▶ [AIM]: In the lines below, find how many contain the word "JTWC" and report that figure alone.

▶ [INFORMATION PROVIDED]:
########
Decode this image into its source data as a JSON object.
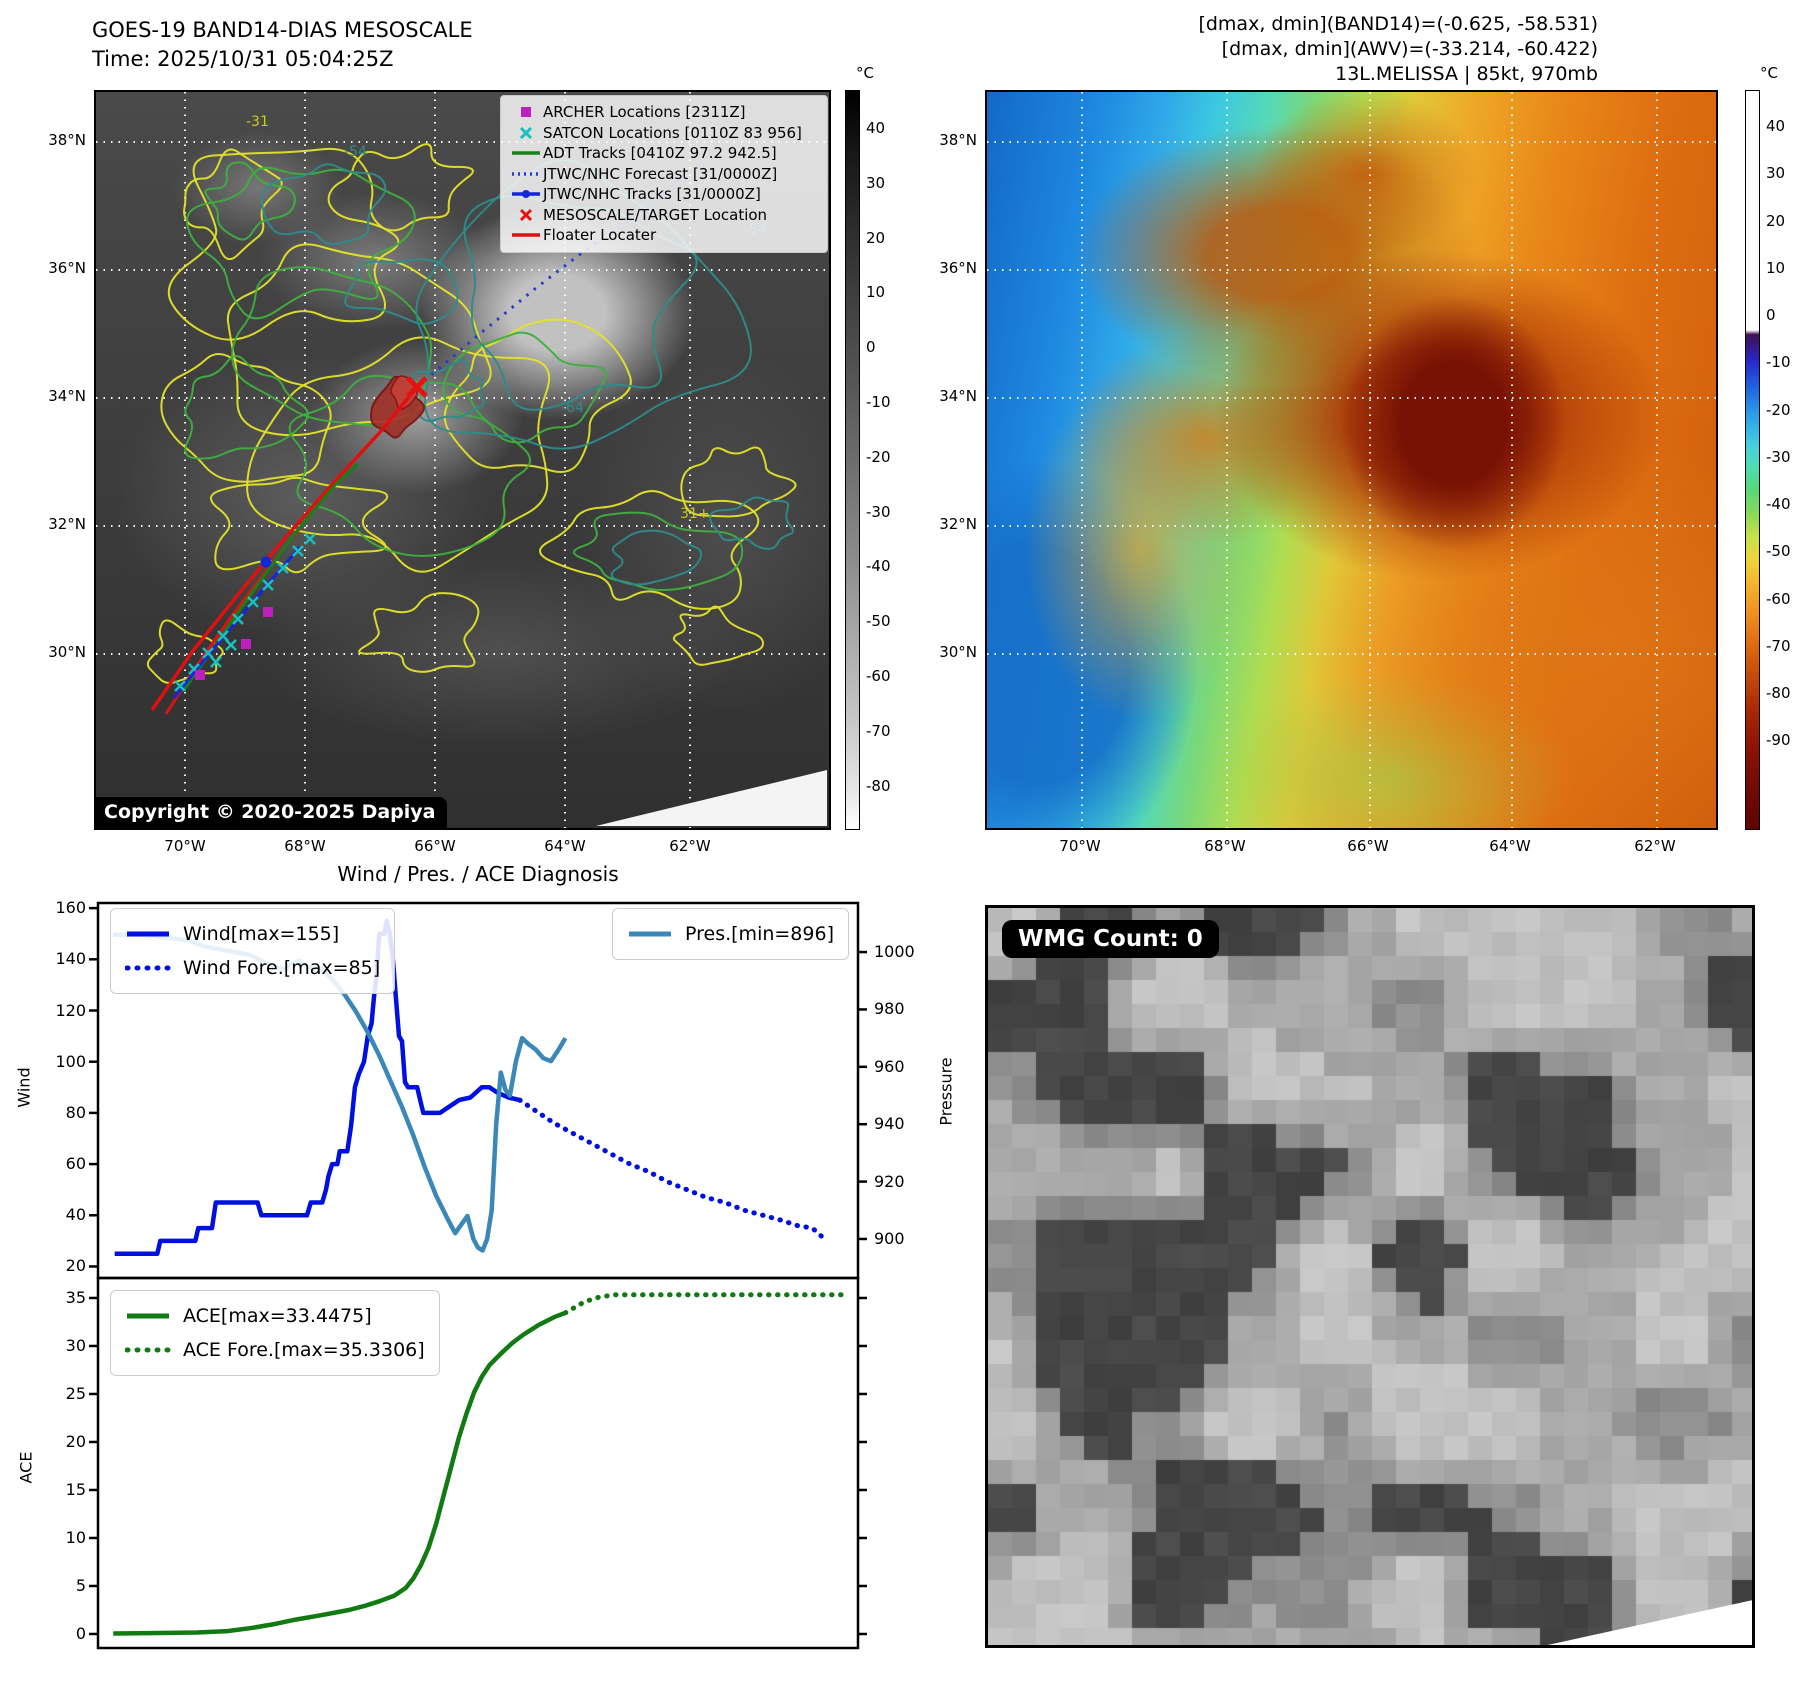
{
  "left_panel": {
    "title_line1": "GOES-19 BAND14-DIAS MESOSCALE",
    "title_line2": "Time: 2025/10/31 05:04:25Z",
    "copyright": "Copyright © 2020-2025 Dapiya",
    "legend": [
      {
        "marker": "square",
        "color": "#bf1fbf",
        "label": "ARCHER Locations [2311Z]"
      },
      {
        "marker": "x",
        "color": "#18c0c0",
        "label": "SATCON Locations [0110Z 83 956]"
      },
      {
        "marker": "line",
        "color": "#188018",
        "label": "ADT Tracks [0410Z 97.2 942.5]"
      },
      {
        "marker": "dotted",
        "color": "#2a3ad0",
        "label": "JTWC/NHC Forecast [31/0000Z]"
      },
      {
        "marker": "line-dot",
        "color": "#1525d8",
        "label": "JTWC/NHC Tracks [31/0000Z]"
      },
      {
        "marker": "x",
        "color": "#e81010",
        "label": "MESOSCALE/TARGET Location"
      },
      {
        "marker": "line",
        "color": "#e01010",
        "label": "Floater Locater"
      }
    ],
    "lat_labels": [
      "38°N",
      "36°N",
      "34°N",
      "32°N",
      "30°N"
    ],
    "lon_labels": [
      "70°W",
      "68°W",
      "66°W",
      "64°W",
      "62°W"
    ],
    "colorbar": {
      "unit": "°C",
      "ticks": [
        40,
        30,
        20,
        10,
        0,
        -10,
        -20,
        -30,
        -40,
        -50,
        -60,
        -70,
        -80
      ]
    },
    "contour_labels": [
      "-31",
      "-54",
      "-54",
      "-64",
      "31+"
    ]
  },
  "right_panel": {
    "header_line1": "[dmax, dmin](BAND14)=(-0.625, -58.531)",
    "header_line2": "[dmax, dmin](AWV)=(-33.214, -60.422)",
    "header_line3": "13L.MELISSA | 85kt, 970mb",
    "lat_labels": [
      "38°N",
      "36°N",
      "34°N",
      "32°N",
      "30°N"
    ],
    "lon_labels": [
      "70°W",
      "68°W",
      "66°W",
      "64°W",
      "62°W"
    ],
    "colorbar": {
      "unit": "°C",
      "ticks": [
        40,
        30,
        20,
        10,
        0,
        -10,
        -20,
        -30,
        -40,
        -50,
        -60,
        -70,
        -80,
        -90
      ]
    }
  },
  "wmg_panel": {
    "label": "WMG Count: 0"
  },
  "charts": {
    "title": "Wind / Pres. / ACE Diagnosis",
    "wind_label": "Wind",
    "pressure_label": "Pressure",
    "ace_label": "ACE"
  },
  "chart_data": [
    {
      "type": "line",
      "subplot": "wind-pressure",
      "title": "Wind / Pres. / ACE Diagnosis",
      "ylabel_left": "Wind",
      "ylabel_right": "Pressure",
      "yticks_left": [
        160,
        140,
        120,
        100,
        80,
        60,
        40,
        20
      ],
      "yticks_right": [
        1000,
        980,
        960,
        940,
        920,
        900
      ],
      "ylim_left": [
        15.5,
        162
      ],
      "ylim_right": [
        886.4,
        1017.1
      ],
      "series": [
        {
          "name": "Wind[max=155]",
          "style": "solid",
          "color": "#0010e0",
          "axis": "left",
          "points": [
            [
              0.022,
              25
            ],
            [
              0.078,
              25
            ],
            [
              0.082,
              30
            ],
            [
              0.128,
              30
            ],
            [
              0.132,
              35
            ],
            [
              0.15,
              35
            ],
            [
              0.155,
              45
            ],
            [
              0.21,
              45
            ],
            [
              0.215,
              40
            ],
            [
              0.275,
              40
            ],
            [
              0.28,
              45
            ],
            [
              0.295,
              45
            ],
            [
              0.3,
              50
            ],
            [
              0.303,
              55
            ],
            [
              0.308,
              60
            ],
            [
              0.315,
              60
            ],
            [
              0.318,
              65
            ],
            [
              0.328,
              65
            ],
            [
              0.333,
              75
            ],
            [
              0.338,
              90
            ],
            [
              0.343,
              95
            ],
            [
              0.35,
              100
            ],
            [
              0.355,
              110
            ],
            [
              0.36,
              115
            ],
            [
              0.363,
              125
            ],
            [
              0.367,
              135
            ],
            [
              0.37,
              150
            ],
            [
              0.377,
              150
            ],
            [
              0.38,
              155
            ],
            [
              0.384,
              150
            ],
            [
              0.388,
              140
            ],
            [
              0.392,
              125
            ],
            [
              0.396,
              110
            ],
            [
              0.4,
              108
            ],
            [
              0.404,
              92
            ],
            [
              0.408,
              90
            ],
            [
              0.42,
              90
            ],
            [
              0.424,
              85
            ],
            [
              0.428,
              80
            ],
            [
              0.45,
              80
            ],
            [
              0.46,
              82
            ],
            [
              0.475,
              85
            ],
            [
              0.49,
              86
            ],
            [
              0.505,
              90
            ],
            [
              0.515,
              90
            ],
            [
              0.525,
              88
            ],
            [
              0.54,
              86
            ],
            [
              0.555,
              85
            ]
          ]
        },
        {
          "name": "Wind Fore.[max=85]",
          "style": "dotted",
          "color": "#0010e0",
          "axis": "left",
          "points": [
            [
              0.555,
              85
            ],
            [
              0.58,
              80
            ],
            [
              0.6,
              76
            ],
            [
              0.625,
              72
            ],
            [
              0.65,
              68
            ],
            [
              0.675,
              64
            ],
            [
              0.7,
              60
            ],
            [
              0.725,
              57
            ],
            [
              0.75,
              53
            ],
            [
              0.775,
              50
            ],
            [
              0.8,
              47
            ],
            [
              0.825,
              45
            ],
            [
              0.85,
              42
            ],
            [
              0.875,
              40
            ],
            [
              0.9,
              38
            ],
            [
              0.92,
              36
            ],
            [
              0.94,
              35
            ],
            [
              0.955,
              31
            ]
          ]
        },
        {
          "name": "Pres.[min=896]",
          "style": "solid",
          "color": "#3b87b8",
          "axis": "right",
          "points": [
            [
              0.02,
              1006
            ],
            [
              0.06,
              1006
            ],
            [
              0.09,
              1005
            ],
            [
              0.12,
              1004
            ],
            [
              0.14,
              1002
            ],
            [
              0.16,
              1001
            ],
            [
              0.18,
              1000
            ],
            [
              0.2,
              999
            ],
            [
              0.215,
              997
            ],
            [
              0.23,
              995
            ],
            [
              0.245,
              994
            ],
            [
              0.255,
              996
            ],
            [
              0.265,
              997
            ],
            [
              0.275,
              995
            ],
            [
              0.285,
              994
            ],
            [
              0.295,
              994
            ],
            [
              0.31,
              990
            ],
            [
              0.325,
              985
            ],
            [
              0.34,
              979
            ],
            [
              0.355,
              972
            ],
            [
              0.37,
              964
            ],
            [
              0.385,
              955
            ],
            [
              0.4,
              946
            ],
            [
              0.415,
              936
            ],
            [
              0.43,
              925
            ],
            [
              0.445,
              915
            ],
            [
              0.46,
              907
            ],
            [
              0.47,
              902
            ],
            [
              0.478,
              905
            ],
            [
              0.486,
              908
            ],
            [
              0.494,
              900
            ],
            [
              0.5,
              897
            ],
            [
              0.506,
              896
            ],
            [
              0.512,
              900
            ],
            [
              0.518,
              910
            ],
            [
              0.524,
              940
            ],
            [
              0.53,
              958
            ],
            [
              0.536,
              952
            ],
            [
              0.542,
              950
            ],
            [
              0.55,
              962
            ],
            [
              0.558,
              970
            ],
            [
              0.566,
              968
            ],
            [
              0.576,
              966
            ],
            [
              0.586,
              963
            ],
            [
              0.596,
              962
            ],
            [
              0.606,
              966
            ],
            [
              0.615,
              970
            ]
          ]
        }
      ]
    },
    {
      "type": "line",
      "subplot": "ace",
      "ylabel_left": "ACE",
      "yticks_left": [
        35,
        30,
        25,
        20,
        15,
        10,
        5,
        0
      ],
      "ylim_left": [
        -1.46,
        37.08
      ],
      "series": [
        {
          "name": "ACE[max=33.4475]",
          "style": "solid",
          "color": "#127a12",
          "axis": "left",
          "points": [
            [
              0.02,
              0.05
            ],
            [
              0.08,
              0.1
            ],
            [
              0.13,
              0.15
            ],
            [
              0.17,
              0.3
            ],
            [
              0.2,
              0.6
            ],
            [
              0.23,
              1.0
            ],
            [
              0.26,
              1.5
            ],
            [
              0.29,
              1.9
            ],
            [
              0.31,
              2.2
            ],
            [
              0.33,
              2.5
            ],
            [
              0.35,
              2.9
            ],
            [
              0.37,
              3.4
            ],
            [
              0.39,
              4.0
            ],
            [
              0.405,
              4.8
            ],
            [
              0.415,
              5.8
            ],
            [
              0.425,
              7.2
            ],
            [
              0.435,
              9.0
            ],
            [
              0.445,
              11.5
            ],
            [
              0.455,
              14.5
            ],
            [
              0.465,
              17.5
            ],
            [
              0.475,
              20.5
            ],
            [
              0.485,
              23.0
            ],
            [
              0.495,
              25.2
            ],
            [
              0.505,
              26.8
            ],
            [
              0.515,
              28.0
            ],
            [
              0.53,
              29.2
            ],
            [
              0.545,
              30.3
            ],
            [
              0.56,
              31.2
            ],
            [
              0.58,
              32.2
            ],
            [
              0.6,
              33.0
            ],
            [
              0.615,
              33.45
            ]
          ]
        },
        {
          "name": "ACE Fore.[max=35.3306]",
          "style": "dotted",
          "color": "#127a12",
          "axis": "left",
          "points": [
            [
              0.615,
              33.45
            ],
            [
              0.64,
              34.6
            ],
            [
              0.66,
              35.1
            ],
            [
              0.68,
              35.33
            ],
            [
              0.72,
              35.33
            ],
            [
              0.78,
              35.33
            ],
            [
              0.85,
              35.33
            ],
            [
              0.92,
              35.33
            ],
            [
              0.985,
              35.33
            ]
          ]
        }
      ]
    }
  ]
}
########
▶ [RESULT FOR THIS EXERCISE]: 2